THE PROBLEM:
Extract the listing from its first line through the line containing "163, 405, 170]", including both ends, and copy those lines without any change.
━━ DATA SHOWN ━━
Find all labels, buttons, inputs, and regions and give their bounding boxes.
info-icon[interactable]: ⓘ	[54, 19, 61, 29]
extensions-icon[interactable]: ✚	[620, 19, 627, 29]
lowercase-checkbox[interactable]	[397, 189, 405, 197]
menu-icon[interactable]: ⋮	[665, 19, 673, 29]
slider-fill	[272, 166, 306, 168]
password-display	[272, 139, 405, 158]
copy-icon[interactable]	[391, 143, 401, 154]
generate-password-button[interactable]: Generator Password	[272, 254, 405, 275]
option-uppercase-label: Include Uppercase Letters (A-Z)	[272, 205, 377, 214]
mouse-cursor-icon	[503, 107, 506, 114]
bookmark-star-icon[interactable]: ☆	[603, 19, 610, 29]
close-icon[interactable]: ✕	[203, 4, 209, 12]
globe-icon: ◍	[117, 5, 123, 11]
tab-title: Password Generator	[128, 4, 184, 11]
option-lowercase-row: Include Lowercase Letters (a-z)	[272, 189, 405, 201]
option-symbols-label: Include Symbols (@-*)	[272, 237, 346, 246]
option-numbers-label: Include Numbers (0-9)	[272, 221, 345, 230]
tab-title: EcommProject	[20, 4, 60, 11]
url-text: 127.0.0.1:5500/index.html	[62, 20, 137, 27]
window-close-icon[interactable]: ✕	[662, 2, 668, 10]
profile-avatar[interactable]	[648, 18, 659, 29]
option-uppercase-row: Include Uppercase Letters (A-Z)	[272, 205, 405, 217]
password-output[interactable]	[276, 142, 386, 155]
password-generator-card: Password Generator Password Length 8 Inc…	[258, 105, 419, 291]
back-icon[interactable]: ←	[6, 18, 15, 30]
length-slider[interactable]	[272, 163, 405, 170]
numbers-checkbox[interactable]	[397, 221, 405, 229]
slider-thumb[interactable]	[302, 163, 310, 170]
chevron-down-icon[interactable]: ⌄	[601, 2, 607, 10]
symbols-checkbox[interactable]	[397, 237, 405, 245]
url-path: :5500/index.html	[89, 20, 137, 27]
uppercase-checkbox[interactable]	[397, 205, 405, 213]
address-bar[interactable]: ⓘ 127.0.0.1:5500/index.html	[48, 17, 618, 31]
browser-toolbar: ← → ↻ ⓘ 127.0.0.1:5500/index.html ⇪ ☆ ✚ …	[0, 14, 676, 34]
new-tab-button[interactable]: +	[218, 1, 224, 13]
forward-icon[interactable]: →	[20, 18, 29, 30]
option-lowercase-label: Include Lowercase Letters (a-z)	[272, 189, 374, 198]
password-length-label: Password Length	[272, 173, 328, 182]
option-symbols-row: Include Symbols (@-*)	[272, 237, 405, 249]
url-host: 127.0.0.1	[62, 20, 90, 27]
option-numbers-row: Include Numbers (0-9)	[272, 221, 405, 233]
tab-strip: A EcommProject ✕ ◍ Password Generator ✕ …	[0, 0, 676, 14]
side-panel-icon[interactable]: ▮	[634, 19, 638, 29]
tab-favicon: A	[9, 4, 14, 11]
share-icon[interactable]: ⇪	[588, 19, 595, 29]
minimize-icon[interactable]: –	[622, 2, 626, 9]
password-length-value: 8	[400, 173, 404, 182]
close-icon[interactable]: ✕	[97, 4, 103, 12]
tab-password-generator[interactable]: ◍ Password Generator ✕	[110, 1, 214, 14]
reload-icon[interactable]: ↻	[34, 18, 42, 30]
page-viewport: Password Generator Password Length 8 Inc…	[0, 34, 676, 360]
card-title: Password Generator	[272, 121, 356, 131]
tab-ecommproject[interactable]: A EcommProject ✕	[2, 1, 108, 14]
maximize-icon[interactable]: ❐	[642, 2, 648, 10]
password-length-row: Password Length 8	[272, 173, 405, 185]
━━━
FULL RESPONSE:
Find all labels, buttons, inputs, and regions and give their bounding boxes.
info-icon[interactable]: ⓘ	[54, 19, 61, 29]
extensions-icon[interactable]: ✚	[620, 19, 627, 29]
lowercase-checkbox[interactable]	[397, 189, 405, 197]
menu-icon[interactable]: ⋮	[665, 19, 673, 29]
slider-fill	[272, 166, 306, 168]
password-display	[272, 139, 405, 158]
copy-icon[interactable]	[391, 143, 401, 154]
generate-password-button[interactable]: Generator Password	[272, 254, 405, 275]
option-uppercase-label: Include Uppercase Letters (A-Z)	[272, 205, 377, 214]
mouse-cursor-icon	[503, 107, 506, 114]
bookmark-star-icon[interactable]: ☆	[603, 19, 610, 29]
close-icon[interactable]: ✕	[203, 4, 209, 12]
globe-icon: ◍	[117, 5, 123, 11]
tab-title: Password Generator	[128, 4, 184, 11]
option-lowercase-row: Include Lowercase Letters (a-z)	[272, 189, 405, 201]
option-symbols-label: Include Symbols (@-*)	[272, 237, 346, 246]
option-numbers-label: Include Numbers (0-9)	[272, 221, 345, 230]
tab-title: EcommProject	[20, 4, 60, 11]
url-text: 127.0.0.1:5500/index.html	[62, 20, 137, 27]
window-close-icon[interactable]: ✕	[662, 2, 668, 10]
profile-avatar[interactable]	[648, 18, 659, 29]
option-uppercase-row: Include Uppercase Letters (A-Z)	[272, 205, 405, 217]
password-output[interactable]	[276, 142, 386, 155]
password-generator-card: Password Generator Password Length 8 Inc…	[258, 105, 419, 291]
back-icon[interactable]: ←	[6, 18, 15, 30]
length-slider[interactable]	[272, 163, 405, 170]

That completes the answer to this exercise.